WRITTEN PROBLEM.
Wherever the string "height" appears in the listing, copy that line.

MATERIAL SHOWN.
--- --- ---
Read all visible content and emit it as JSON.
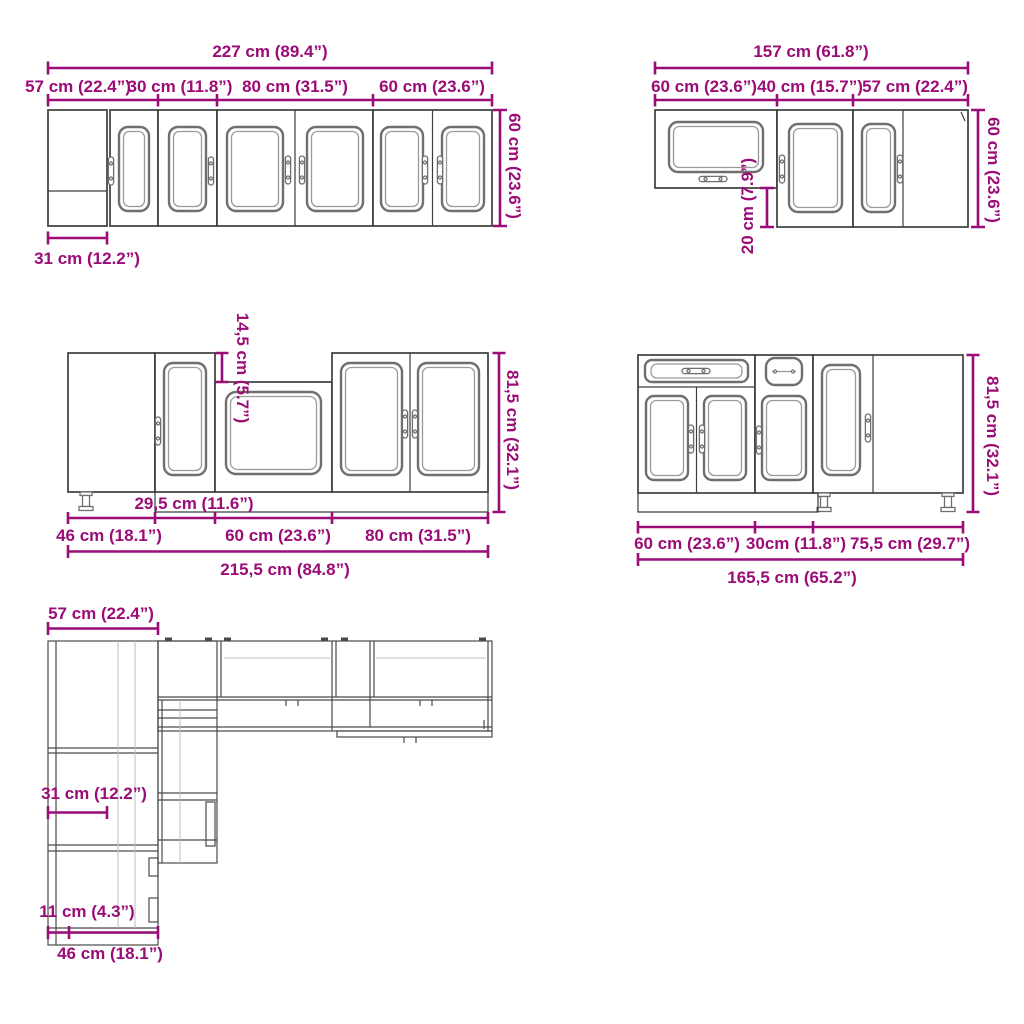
{
  "colors": {
    "dimension_text": "#9b0c76",
    "cabinet_outline": "#3d3d3d",
    "door_panel": "#6f6f6f",
    "background": "#ffffff"
  },
  "wall_row_left": {
    "overall_width": "227 cm (89.4”)",
    "segment_widths": [
      "57 cm (22.4”)",
      "30 cm (11.8”)",
      "80 cm (31.5”)",
      "60 cm (23.6”)"
    ],
    "height": "60 cm (23.6”)",
    "corner_blind_width": "31 cm (12.2”)"
  },
  "wall_row_right": {
    "overall_width": "157 cm (61.8”)",
    "segment_widths": [
      "60 cm (23.6”)",
      "40 cm (15.7”)",
      "57 cm (22.4”)"
    ],
    "height": "60 cm (23.6”)",
    "bottom_offset": "20 cm (7.9”)"
  },
  "base_row_left": {
    "overall_width": "215,5 cm (84.8”)",
    "segment_widths": [
      "46 cm (18.1”)",
      "60 cm (23.6”)",
      "80 cm (31.5”)"
    ],
    "door_unit_width": "29,5 cm (11.6”)",
    "height": "81,5 cm (32.1”)",
    "sink_top_drop": "14,5 cm (5.7”)"
  },
  "base_row_right": {
    "overall_width": "165,5 cm (65.2”)",
    "segment_widths": [
      "60 cm (23.6”)",
      "30cm (11.8”)",
      "75,5 cm (29.7”)"
    ],
    "height": "81,5 cm (32.1”)"
  },
  "plan_view": {
    "corner_width": "57 cm (22.4”)",
    "blind_width": "31 cm (12.2”)",
    "gap_depth": "11 cm (4.3”)",
    "unit_depth": "46 cm (18.1”)"
  }
}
--- --- ---
EXERCISE RESPONSE.
    "height": "60 cm (23.6”)",
    "height": "60 cm (23.6”)",
    "height": "81,5 cm (32.1”)",
    "height": "81,5 cm (32.1”)"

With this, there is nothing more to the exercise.